CONSIGNES
**A)** Restituez le passage de l'extrait sur la caverne compris entre « Et s'ils se » et « il vivait ? », ces deux bornes incluses.
**B)** Rédigez la suite de l'extrait sur la caverne en reprenant juste après sa dernière phrase.

EXTRAIT
══════════

Et s'ils se décernaient entre eux louanges et honneurs, s'ils avaient des récompenses pour celui qui saisissait de
l'oeil le plus vif le passage des ombres, qui se rappelait le mieux celles qui avaient coutume de venir les premières
ou les dernières, ou de marcher ensemble, et qui par là était le plus habile à deviner leur apparition, penses-tu que
notre homme fût jaloux de ces distinctions, et qu'il portât envie à ceux qui, parmi les prisonniers, sont honorés et
puissants? Ou bien comme ce héros d'Homère, ne préféra-t-il pas mille fois n'être qu'un valet de charrue, au
service d'un pauvre laboureur, et souffrir tout au monde plutôt que de revenir à ses anciennes illusions de vivre
comme il vivait ?
Imagine encore que cet homme redescende dans la caverne et aille s'asseoir à son ancienne place : n'aura-t-il pas
les yeux aveuglés par les ténèbres en venant brusquement du plein soleil? Et s'il lui faut entrer de nouveau en
copétition, pour juger ces ombres, avec les prisonniers qui n'ont point quitté leurs chaines, dans le moment où sa
vue est encore confuse et avant que ses yeux ne se soient remis (or l'accoutumance à l'obscurité demandera un
temps assez long), n'apprêtera-t-il pas à rire à ses dépens, et ne diront-ils pas qu'étant allé là-haut, il en est revenu
avec la vue ruinée, de sorte que ce n'est même pas la peine d'essayer d'y monter? Et si quelqu'un tente de les délier
et de les conduire en haut, et qu'ils le puissent tenir en leurs mains et tuer, ne le tueront-ils pas ?

══════════

DONNÉES AFFICHÉES
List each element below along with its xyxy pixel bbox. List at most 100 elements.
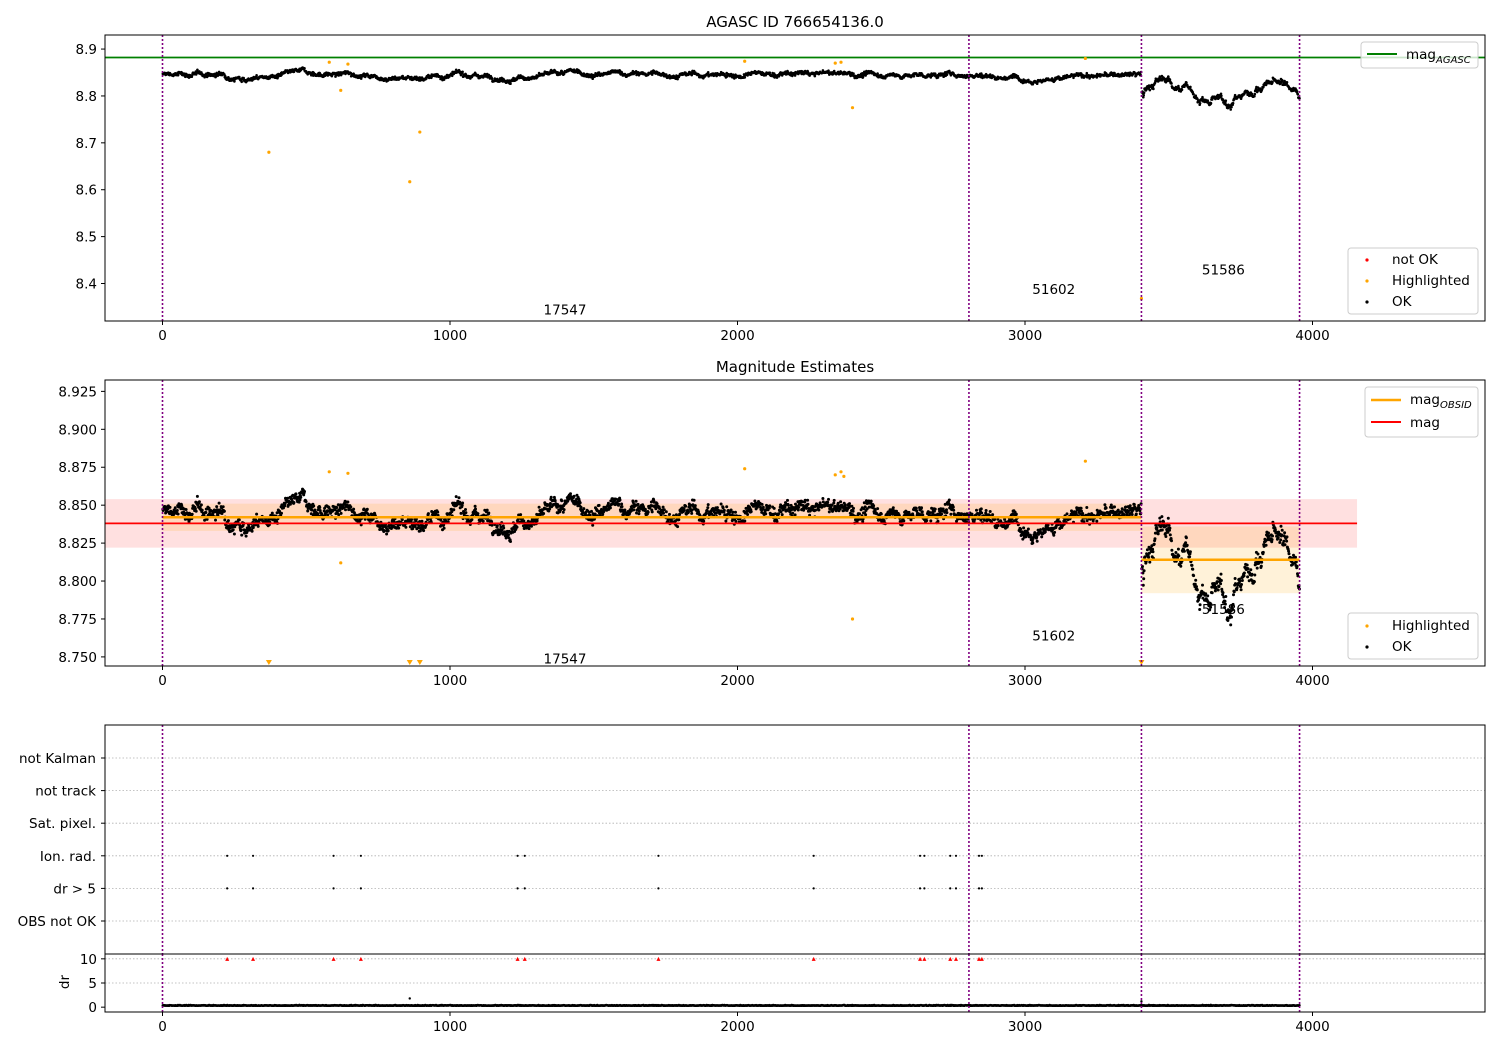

══════════

RÉPONSES FOURNIES
**A)**
Et s'ils se décernaient entre eux louanges et honneurs, s'ils avaient des récompenses pour celui qui saisissait de
l'oeil le plus vif le passage des ombres, qui se rappelait le mieux celles qui avaient coutume de venir les premières
ou les dernières, ou de marcher ensemble, et qui par là était le plus habile à deviner leur apparition, penses-tu que
notre homme fût jaloux de ces distinctions, et qu'il portât envie à ceux qui, parmi les prisonniers, sont honorés et
puissants? Ou bien comme ce héros d'Homère, ne préféra-t-il pas mille fois n'être qu'un valet de charrue, au
service d'un pauvre laboureur, et souffrir tout au monde plutôt que de revenir à ses anciennes illusions de vivre
comme il vivait ?

**B)**
Maintenant, mon cher Glaucon, il faut appliquer point par point cette image à ce que nous avons dit plus haut,
comparer le monde que nous découvre la vue au séjour de la prison et la lumière du feu qui l'éclaire, à la
puissance du soleil. Quant à la montée dans la région supérieure et à la contemplation de ses objets, si tu la
considères comme l'ascension de l'âme vers le lieu intelligible, tu ne te tromperas pas sur ma pensée, puisque aussi
bien tu désires la connaitres. Dieu sait si elle est vraie. Pour moi, telle est mon opinion : dans le monde intelligible,
l'idée du bien est perçue la dernière et avec peine, mais on ne la peut percevoir sans conclure qu'elle est la cause
de tout ce qu'il y a de droit et de beau en toutes choses; qu'elle a, dans le monde visible, engendré la lumière et le
souverain de la lumière; que dans le monde intelligible, c'est elle-même qui est souveraine et dispense la vérité et
l'intelligence; et qu'il faut la voir pour se conduire avec sagesse dans la vie privée et dans la vie publique.
Eh bien ! partage là encore sur ce point, et ne t'étonne pas que ceux qui se sont élevés à ces hauteurs ne veuillent
plus s'occuper des affaires humaines, et que leurs âmes aspirent sans cesse à demeurer là-haut. Mais quoi, penses-
tu qu'il soit étonnant qu'un homme qui passe des contemplations divines aux misérables choses humaines ait
mauvaise grâce et paraisse tout à fait ridicule, lorsque, ayant encore la vue troublée et n'étant pas suffisamment
accoutumé aux ténèbres environnantes, il est obligé d'entrer en dispute, devant les tribunaux ou ailleurs, sur des
ombres de justice ou sur les images qui projettent ces ombres, et de combattre les interprétations qu'en donnent
ceux qui n'ont jamais vu la justice elle même......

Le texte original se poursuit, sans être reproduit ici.